* **Work request**:
In the funding news below, which fund led Haply Robotics' seed round?

* **Quoted passage**:
• • • •

Nulogy, a Toronto-based provider of supply chain collaboration solutions, raised a total of $20 million from Export Development Canada and incremental working capital from a Tier 1 Canadian bank, which was not named. The funds will be used for product innovations and to accelerate the growth of Nulogy’s cloud-based, multi-enterprise supply chain platform and solutions. The company’s technology allows suppliers, manufacturers and distributors to collaborate on one platform to monitor and manage orders in “near real time.” Nulogy

Vertu Capital, a Toronto-based private equity firm specializing in global enterprise software companies, closed its inaugural fund, Vertu Partners Fund I, with more than $300 million in capital commitments. Vertu received support from a diverse range of Canadian and U.S. institutional investors including New York State Common Retirement Fund, BDC Capital, BMO Capital Partners, funds managed by BMO Global Asset Management, CIBC, Export Development Canada, and Manulife Investment Management, as well as several established asset managers, family offices, and industry executives. Vertu Capital was founded in 2017 by Lisa Melchior, a leading private equity technology investor in Canada. Vertu Capital

Vancouver-based startup pH7 Technologies Inc., a developer of clean and sustainable critical metal extraction solutions, raised $21.7 million in a Series A financing round. Investors included TDK Ventures, Pangea Ventures, BASF Venture Capital, FM Capital, Collaborative Fund, and Rhapsody Venture Partners. The funding will be used to accelerate the development and commercialization of pH7’s innovative clean tech recycling solutions and scaling the company. pH7 Technologies

Waterloo-based Shinydocs Corp. announced a $16.25-million raise that will help the content-management company boost its sales and marketing resources. The deal — a mix of equity and debt financing — was led by Toronto-based First Ascent Ventures and Export Development Canada. The company’s software helps customers organize, search and leverage the vast amounts of digital information that most organizations generate and accumulate on a regular basis. Communitech

Calgary-based Mercator AI, a real-time construction intelligence platform for business developers, raised $5.1 million in an all-equity seed funding round to accelerate the company’s expansion into U.S. and Canadian markets. Freestyle Ventures and Builders VC co-led the financing, with support from a consortium of other investors, including Standup Ventures and Zacua Ventures, and participation from The51, and Dustin DeVan (former CEO of Building Connected), alongside other angel investors. Mercator AI

Haply Robotics in Montreal secured $4.8 million in a seed round of funding led by BDC Capital’s Deep Tech Venture Fund. The round also was backed by an angel investor through their holding company, Spiritus Engineering. Haply plans to use the funds to further develop its haptic technology and portable haptic device, the Inverse3, for medical training and gamification, while also improving its robotic control and 3D interface. Haptic technology is used to transmit touch feedback through vibrations, sensations and motion. In virtual medical simulations, touch feedback adds an important tactile dimension to the training while also eliminating risk. Haply Robotics

 REPORTS & POLICY

Canada needs a new complementary governance mechanism — dubbed the Canadian Knowledge and Science Foundation (CKSF) — for the federal research support system, along with an independent body to provide Ottawa with strategic advice on science, research and innovation and evaluate and publicly report on the performance of these activities, recommends the report by the federal government’s Advisory Panel on the Federal Research Support System.

• • • •

* **Excerpted records**:
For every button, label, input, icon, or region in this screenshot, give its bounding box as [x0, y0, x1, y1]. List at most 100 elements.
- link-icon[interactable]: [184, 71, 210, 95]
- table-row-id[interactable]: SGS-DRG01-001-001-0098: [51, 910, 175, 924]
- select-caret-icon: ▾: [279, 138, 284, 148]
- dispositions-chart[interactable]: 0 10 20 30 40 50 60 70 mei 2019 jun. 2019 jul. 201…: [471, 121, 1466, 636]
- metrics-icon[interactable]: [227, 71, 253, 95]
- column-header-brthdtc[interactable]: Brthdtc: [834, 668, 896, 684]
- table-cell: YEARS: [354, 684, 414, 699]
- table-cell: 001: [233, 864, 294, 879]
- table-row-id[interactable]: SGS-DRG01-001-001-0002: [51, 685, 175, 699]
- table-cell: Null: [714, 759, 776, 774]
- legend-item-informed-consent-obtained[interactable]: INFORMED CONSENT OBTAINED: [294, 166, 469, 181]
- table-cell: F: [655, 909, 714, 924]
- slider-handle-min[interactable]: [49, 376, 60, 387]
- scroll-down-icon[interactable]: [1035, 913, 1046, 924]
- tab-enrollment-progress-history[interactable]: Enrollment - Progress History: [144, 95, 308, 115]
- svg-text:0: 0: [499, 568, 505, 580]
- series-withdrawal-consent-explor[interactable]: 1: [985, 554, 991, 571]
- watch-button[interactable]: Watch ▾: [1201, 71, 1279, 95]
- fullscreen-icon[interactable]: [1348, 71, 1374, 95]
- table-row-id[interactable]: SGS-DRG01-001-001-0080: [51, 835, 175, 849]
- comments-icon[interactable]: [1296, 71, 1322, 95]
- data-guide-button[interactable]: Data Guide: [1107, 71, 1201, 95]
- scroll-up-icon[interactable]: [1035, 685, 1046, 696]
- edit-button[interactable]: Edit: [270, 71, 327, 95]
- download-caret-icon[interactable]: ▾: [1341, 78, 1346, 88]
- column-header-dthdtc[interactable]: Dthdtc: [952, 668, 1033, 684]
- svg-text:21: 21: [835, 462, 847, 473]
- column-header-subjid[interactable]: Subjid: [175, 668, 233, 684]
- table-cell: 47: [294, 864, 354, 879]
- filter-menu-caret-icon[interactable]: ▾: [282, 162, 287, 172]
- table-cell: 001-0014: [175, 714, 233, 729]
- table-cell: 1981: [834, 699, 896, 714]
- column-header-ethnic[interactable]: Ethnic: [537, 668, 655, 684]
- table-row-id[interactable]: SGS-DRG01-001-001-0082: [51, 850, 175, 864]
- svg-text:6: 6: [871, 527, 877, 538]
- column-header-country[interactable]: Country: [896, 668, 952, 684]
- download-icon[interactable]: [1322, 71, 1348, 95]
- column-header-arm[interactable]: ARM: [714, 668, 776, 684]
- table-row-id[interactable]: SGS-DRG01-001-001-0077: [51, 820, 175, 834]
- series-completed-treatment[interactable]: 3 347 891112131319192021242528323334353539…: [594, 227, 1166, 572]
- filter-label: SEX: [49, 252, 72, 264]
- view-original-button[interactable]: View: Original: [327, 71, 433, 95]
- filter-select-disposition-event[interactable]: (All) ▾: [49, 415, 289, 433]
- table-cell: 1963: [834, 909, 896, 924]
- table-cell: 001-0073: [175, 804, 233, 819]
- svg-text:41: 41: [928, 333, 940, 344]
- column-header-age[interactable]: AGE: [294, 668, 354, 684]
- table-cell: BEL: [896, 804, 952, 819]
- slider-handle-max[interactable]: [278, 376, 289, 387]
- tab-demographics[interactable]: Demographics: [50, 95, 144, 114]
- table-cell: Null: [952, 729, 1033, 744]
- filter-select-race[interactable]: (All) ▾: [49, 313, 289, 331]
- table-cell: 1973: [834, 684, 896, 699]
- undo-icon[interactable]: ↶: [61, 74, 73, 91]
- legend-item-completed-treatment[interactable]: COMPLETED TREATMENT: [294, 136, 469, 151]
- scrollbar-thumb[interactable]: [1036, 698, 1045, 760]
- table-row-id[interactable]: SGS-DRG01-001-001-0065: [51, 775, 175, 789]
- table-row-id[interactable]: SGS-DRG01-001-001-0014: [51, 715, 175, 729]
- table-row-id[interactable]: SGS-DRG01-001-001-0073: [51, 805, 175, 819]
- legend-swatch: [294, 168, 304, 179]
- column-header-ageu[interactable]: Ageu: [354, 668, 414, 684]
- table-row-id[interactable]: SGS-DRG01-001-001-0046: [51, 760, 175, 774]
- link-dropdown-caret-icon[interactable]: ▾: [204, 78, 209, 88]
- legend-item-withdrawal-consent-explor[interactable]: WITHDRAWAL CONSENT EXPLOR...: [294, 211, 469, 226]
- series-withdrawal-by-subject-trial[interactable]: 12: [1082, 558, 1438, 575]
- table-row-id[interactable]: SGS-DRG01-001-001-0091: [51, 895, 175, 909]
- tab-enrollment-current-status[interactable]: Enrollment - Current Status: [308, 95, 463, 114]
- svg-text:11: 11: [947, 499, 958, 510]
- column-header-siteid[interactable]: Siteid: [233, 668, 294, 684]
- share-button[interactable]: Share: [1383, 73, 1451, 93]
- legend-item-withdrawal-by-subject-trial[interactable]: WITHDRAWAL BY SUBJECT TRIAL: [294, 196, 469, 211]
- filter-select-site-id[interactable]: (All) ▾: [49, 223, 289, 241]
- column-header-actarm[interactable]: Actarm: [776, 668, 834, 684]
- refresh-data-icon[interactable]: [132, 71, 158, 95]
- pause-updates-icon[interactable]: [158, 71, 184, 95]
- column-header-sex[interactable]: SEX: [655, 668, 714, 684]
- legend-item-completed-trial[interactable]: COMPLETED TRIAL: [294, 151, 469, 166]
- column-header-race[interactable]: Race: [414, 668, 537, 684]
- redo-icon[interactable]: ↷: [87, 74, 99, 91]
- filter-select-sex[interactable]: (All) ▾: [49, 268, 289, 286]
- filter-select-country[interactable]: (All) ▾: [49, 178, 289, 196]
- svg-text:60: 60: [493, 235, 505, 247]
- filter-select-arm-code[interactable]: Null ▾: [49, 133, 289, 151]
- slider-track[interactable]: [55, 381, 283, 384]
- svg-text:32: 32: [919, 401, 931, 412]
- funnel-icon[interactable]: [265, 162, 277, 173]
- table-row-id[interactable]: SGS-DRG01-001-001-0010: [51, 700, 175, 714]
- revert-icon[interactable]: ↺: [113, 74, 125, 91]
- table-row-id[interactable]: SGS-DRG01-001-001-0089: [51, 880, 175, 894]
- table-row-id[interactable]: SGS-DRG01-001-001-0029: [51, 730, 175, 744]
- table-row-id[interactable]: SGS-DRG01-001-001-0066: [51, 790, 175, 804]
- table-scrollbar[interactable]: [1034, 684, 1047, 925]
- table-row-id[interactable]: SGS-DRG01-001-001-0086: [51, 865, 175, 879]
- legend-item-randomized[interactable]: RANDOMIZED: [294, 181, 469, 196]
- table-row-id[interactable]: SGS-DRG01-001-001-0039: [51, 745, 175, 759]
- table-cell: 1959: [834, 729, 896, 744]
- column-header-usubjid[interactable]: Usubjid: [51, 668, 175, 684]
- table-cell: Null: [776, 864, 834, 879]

• • • •

* **Result of this exercise**:
BDC Capital's Deep Tech Venture Fund